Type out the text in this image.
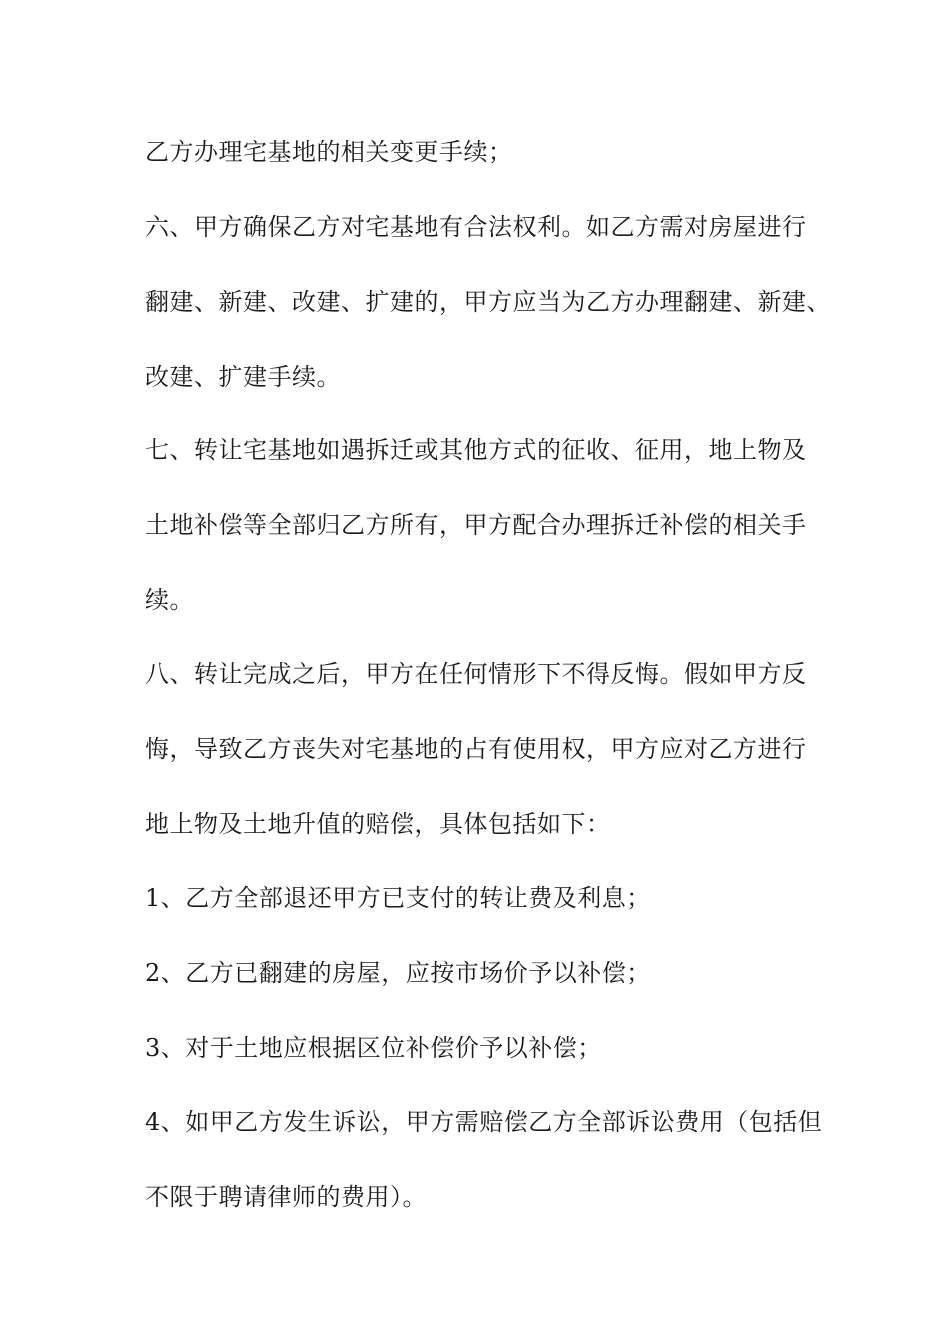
乙方办理宅基地的相关变更手续；
六、甲方确保乙方对宅基地有合法权利。如乙方需对房屋进行
翻建、新建、改建、扩建的，甲方应当为乙方办理翻建、新建、
改建、扩建手续。
七、转让宅基地如遇拆迁或其他方式的征收、征用，地上物及
土地补偿等全部归乙方所有，甲方配合办理拆迁补偿的相关手
续。
八、转让完成之后，甲方在任何情形下不得反悔。假如甲方反
悔，导致乙方丧失对宅基地的占有使用权，甲方应对乙方进行
地上物及土地升值的赔偿，具体包括如下：
1、乙方全部退还甲方已支付的转让费及利息；
2、乙方已翻建的房屋，应按市场价予以补偿；
3、对于土地应根据区位补偿价予以补偿；
4、如甲乙方发生诉讼，甲方需赔偿乙方全部诉讼费用（包括但
不限于聘请律师的费用）。
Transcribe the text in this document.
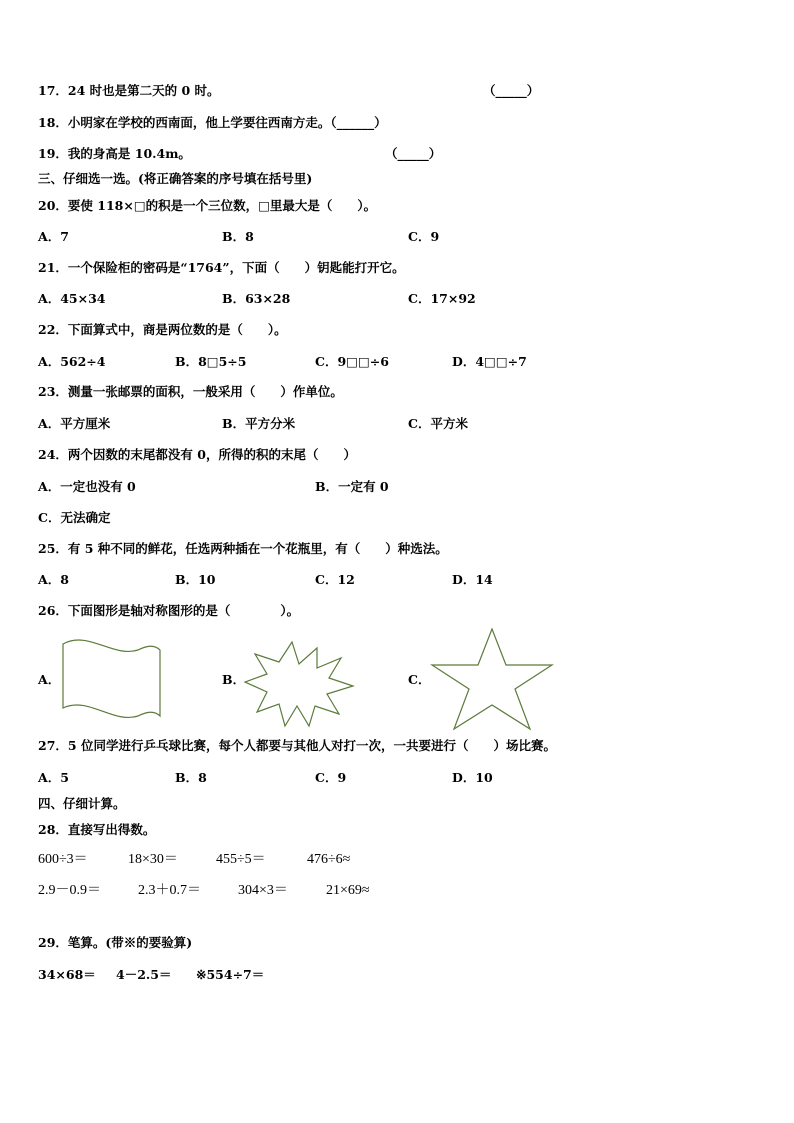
17．24 时也是第二天的 0 时。	（_____）
18．小明家在学校的西南面，他上学要往西南方走。（______）
19．我的身高是 10.4m。	（_____）
三、仔细选一选。(将正确答案的序号填在括号里)
20．要使 118×□的积是一个三位数，□里最大是（　　）。
A．7	B．8	C．9
21．一个保险柜的密码是“1764”，下面（　　）钥匙能打开它。
A．45×34	B．63×28	C．17×92
22．下面算式中，商是两位数的是（　　）。
A．562÷4	B．8□5÷5	C．9□□÷6	D．4□□÷7
23．测量一张邮票的面积，一般采用（　　）作单位。
A．平方厘米	B．平方分米	C．平方米
24．两个因数的末尾都没有 0，所得的积的末尾（　　）
A．一定也没有 0	B．一定有 0
C．无法确定
25．有 5 种不同的鲜花，任选两种插在一个花瓶里，有（　　）种选法。
A．8	B．10	C．12	D．14
26．下面图形是轴对称图形的是（　　　　）。
A．	B．	C．
27．5 位同学进行乒乓球比赛，每个人都要与其他人对打一次，一共要进行（　　）场比赛。
A．5	B．8	C．9	D．10
四、仔细计算。
28．直接写出得数。
600÷3＝	18×30＝	455÷5＝	476÷6≈
2.9－0.9＝	2.3＋0.7＝	304×3＝	21×69≈
29．笔算。(带※的要验算)
34×68＝ 4－2.5＝ ※554÷7＝
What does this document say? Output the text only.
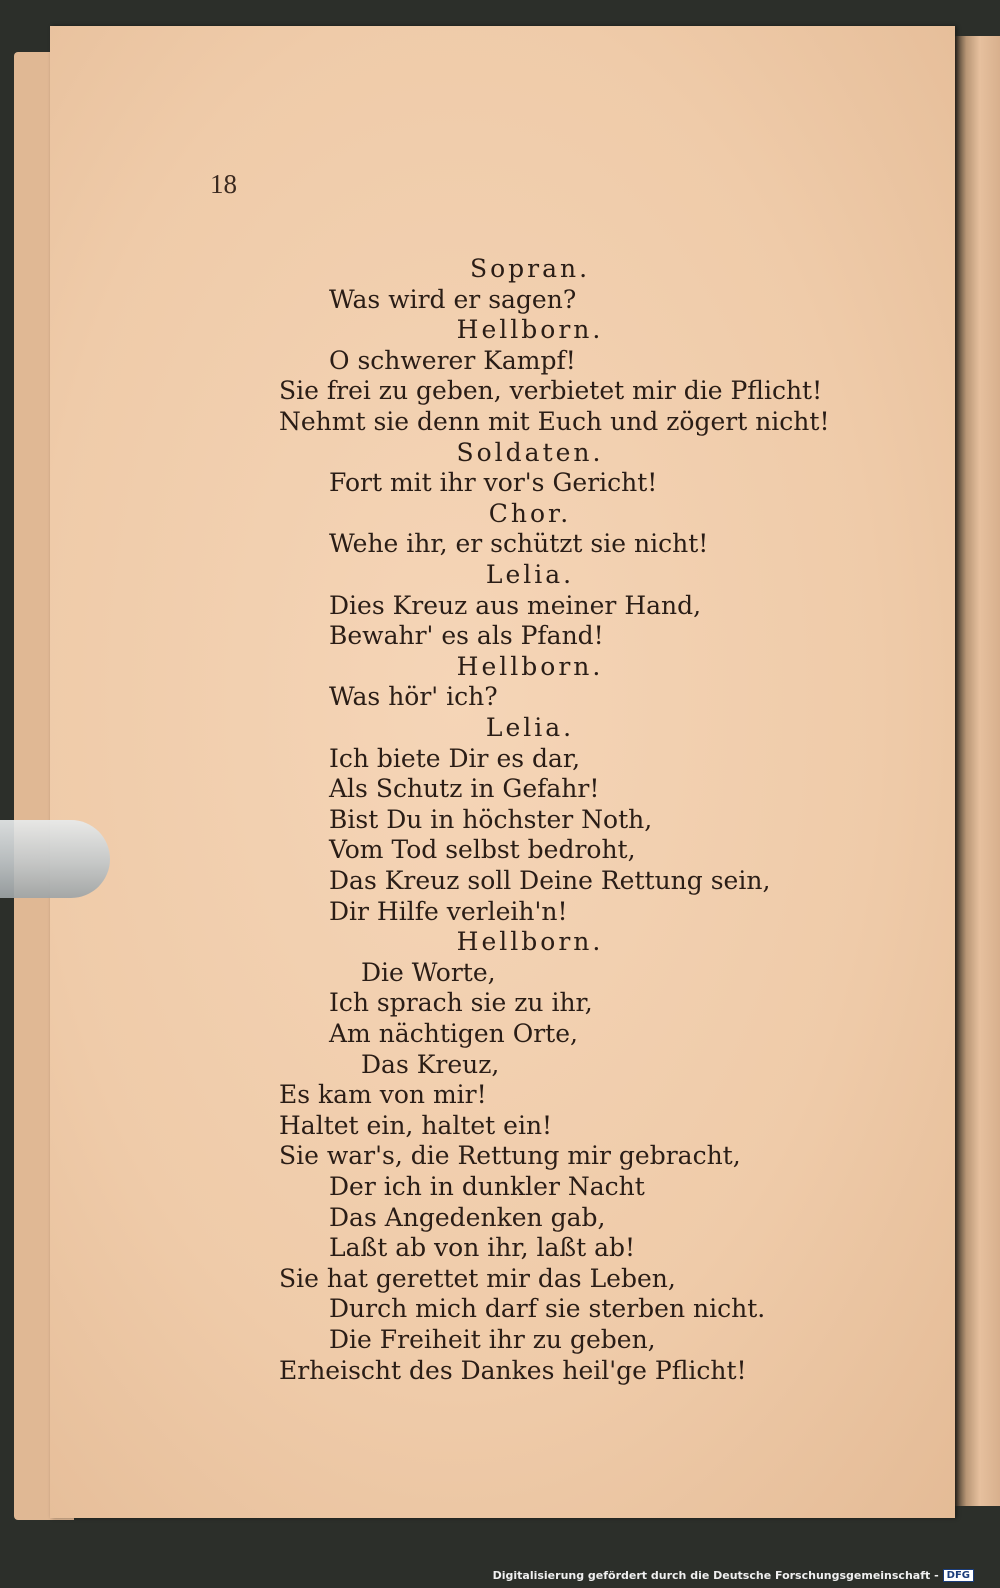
18
Sopran.
Was wird er sagen?
Hellborn.
O schwerer Kampf!
Sie frei zu geben, verbietet mir die Pflicht!
Nehmt sie denn mit Euch und zögert nicht!
Soldaten.
Fort mit ihr vor's Gericht!
Chor.
Wehe ihr, er schützt sie nicht!
Lelia.
Dies Kreuz aus meiner Hand,
Bewahr' es als Pfand!
Hellborn.
Was hör' ich?
Lelia.
Ich biete Dir es dar,
Als Schutz in Gefahr!
Bist Du in höchster Noth,
Vom Tod selbst bedroht,
Das Kreuz soll Deine Rettung sein,
Dir Hilfe verleih'n!
Hellborn.
Die Worte,
Ich sprach sie zu ihr,
Am nächtigen Orte,
Das Kreuz,
Es kam von mir!
Haltet ein, haltet ein!
Sie war's, die Rettung mir gebracht,
Der ich in dunkler Nacht
Das Angedenken gab,
Laßt ab von ihr, laßt ab!
Sie hat gerettet mir das Leben,
Durch mich darf sie sterben nicht.
Die Freiheit ihr zu geben,
Erheischt des Dankes heil'ge Pflicht!
Digitalisierung gefördert durch die Deutsche Forschungsgemeinschaft - DFG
◇ ◇ ◇
## Request
Output precisely the lines in the material above from the line containing "What does this" through its last line, and omit pictures.

## Full answer
What does this document say? Output the text only.
18
Sopran.
Was wird er sagen?
Hellborn.
O schwerer Kampf!
Sie frei zu geben, verbietet mir die Pflicht!
Nehmt sie denn mit Euch und zögert nicht!
Soldaten.
Fort mit ihr vor's Gericht!
Chor.
Wehe ihr, er schützt sie nicht!
Lelia.
Dies Kreuz aus meiner Hand,
Bewahr' es als Pfand!
Hellborn.
Was hör' ich?
Lelia.
Ich biete Dir es dar,
Als Schutz in Gefahr!
Bist Du in höchster Noth,
Vom Tod selbst bedroht,
Das Kreuz soll Deine Rettung sein,
Dir Hilfe verleih'n!
Hellborn.
Die Worte,
Ich sprach sie zu ihr,
Am nächtigen Orte,
Das Kreuz,
Es kam von mir!
Haltet ein, haltet ein!
Sie war's, die Rettung mir gebracht,
Der ich in dunkler Nacht
Das Angedenken gab,
Laßt ab von ihr, laßt ab!
Sie hat gerettet mir das Leben,
Durch mich darf sie sterben nicht.
Die Freiheit ihr zu geben,
Erheischt des Dankes heil'ge Pflicht!
Digitalisierung gefördert durch die Deutsche Forschungsgemeinschaft - DFG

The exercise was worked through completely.